# [Request]
Each line below must be set down exactly; omit any image you find.

# [Input records]
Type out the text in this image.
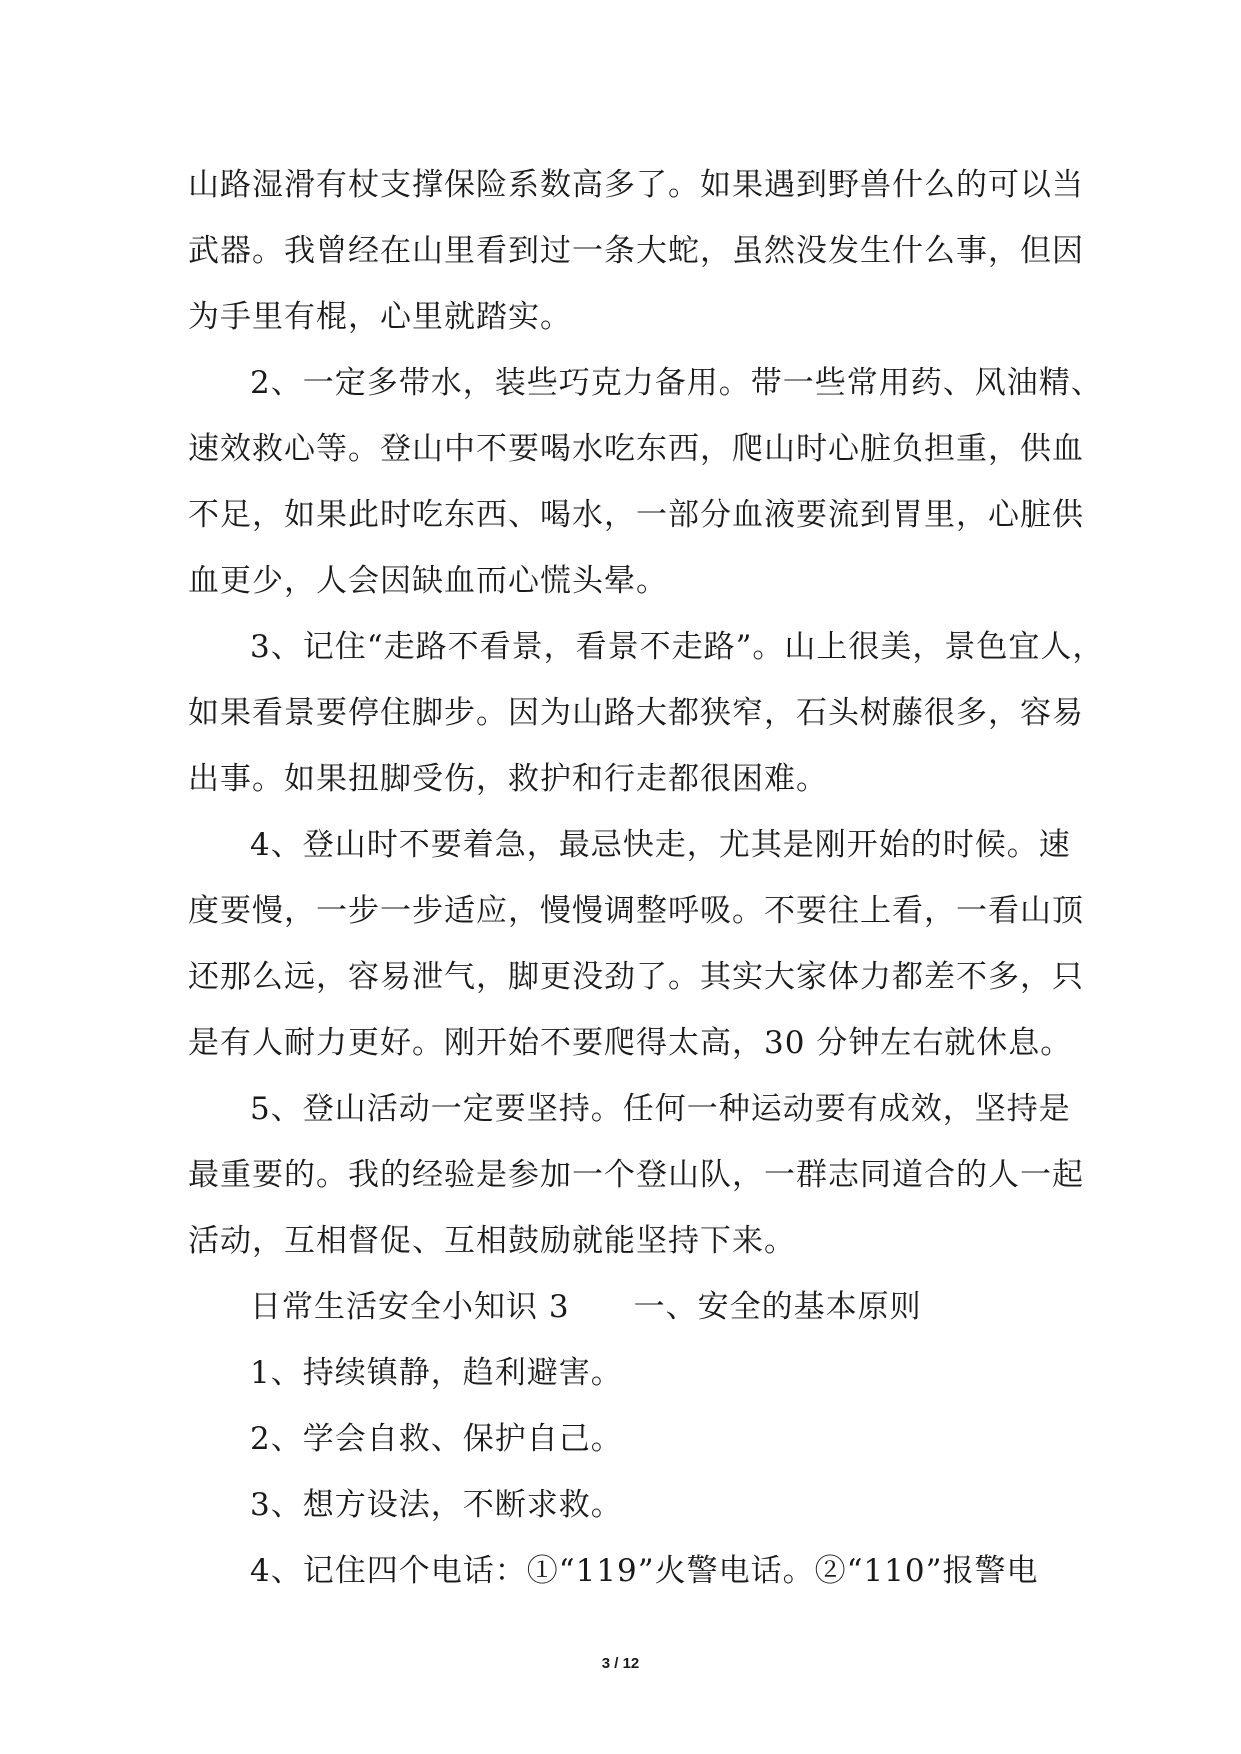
山路湿滑有杖支撑保险系数高多了。如果遇到野兽什么的可以当
武器。我曾经在山里看到过一条大蛇，虽然没发生什么事，但因
为手里有棍，心里就踏实。
2、一定多带水，装些巧克力备用。带一些常用药、风油精、
速效救心等。登山中不要喝水吃东西，爬山时心脏负担重，供血
不足，如果此时吃东西、喝水，一部分血液要流到胃里，心脏供
血更少，人会因缺血而心慌头晕。
3、记住“走路不看景，看景不走路”。山上很美，景色宜人，
如果看景要停住脚步。因为山路大都狭窄，石头树藤很多，容易
出事。如果扭脚受伤，救护和行走都很困难。
4、登山时不要着急，最忌快走，尤其是刚开始的时候。速
度要慢，一步一步适应，慢慢调整呼吸。不要往上看，一看山顶
还那么远，容易泄气，脚更没劲了。其实大家体力都差不多，只
是有人耐力更好。刚开始不要爬得太高，30 分钟左右就休息。
5、登山活动一定要坚持。任何一种运动要有成效，坚持是
最重要的。我的经验是参加一个登山队，一群志同道合的人一起
活动，互相督促、互相鼓励就能坚持下来。
日常生活安全小知识 3　　一、安全的基本原则
1、持续镇静，趋利避害。
2、学会自救、保护自己。
3、想方设法，不断求救。
4、记住四个电话：①“119”火警电话。②“110”报警电
3 / 12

# [Exercise output]
Type out the text in this image.
山路湿滑有杖支撑保险系数高多了。如果遇到野兽什么的可以当
武器。我曾经在山里看到过一条大蛇，虽然没发生什么事，但因
为手里有棍，心里就踏实。
2、一定多带水，装些巧克力备用。带一些常用药、风油精、
速效救心等。登山中不要喝水吃东西，爬山时心脏负担重，供血
不足，如果此时吃东西、喝水，一部分血液要流到胃里，心脏供
血更少，人会因缺血而心慌头晕。
3、记住“走路不看景，看景不走路”。山上很美，景色宜人，
如果看景要停住脚步。因为山路大都狭窄，石头树藤很多，容易
出事。如果扭脚受伤，救护和行走都很困难。
4、登山时不要着急，最忌快走，尤其是刚开始的时候。速
度要慢，一步一步适应，慢慢调整呼吸。不要往上看，一看山顶
还那么远，容易泄气，脚更没劲了。其实大家体力都差不多，只
是有人耐力更好。刚开始不要爬得太高，30 分钟左右就休息。
5、登山活动一定要坚持。任何一种运动要有成效，坚持是
最重要的。我的经验是参加一个登山队，一群志同道合的人一起
活动，互相督促、互相鼓励就能坚持下来。
日常生活安全小知识 3　　一、安全的基本原则
1、持续镇静，趋利避害。
2、学会自救、保护自己。
3、想方设法，不断求救。
4、记住四个电话：①“119”火警电话。②“110”报警电
3 / 12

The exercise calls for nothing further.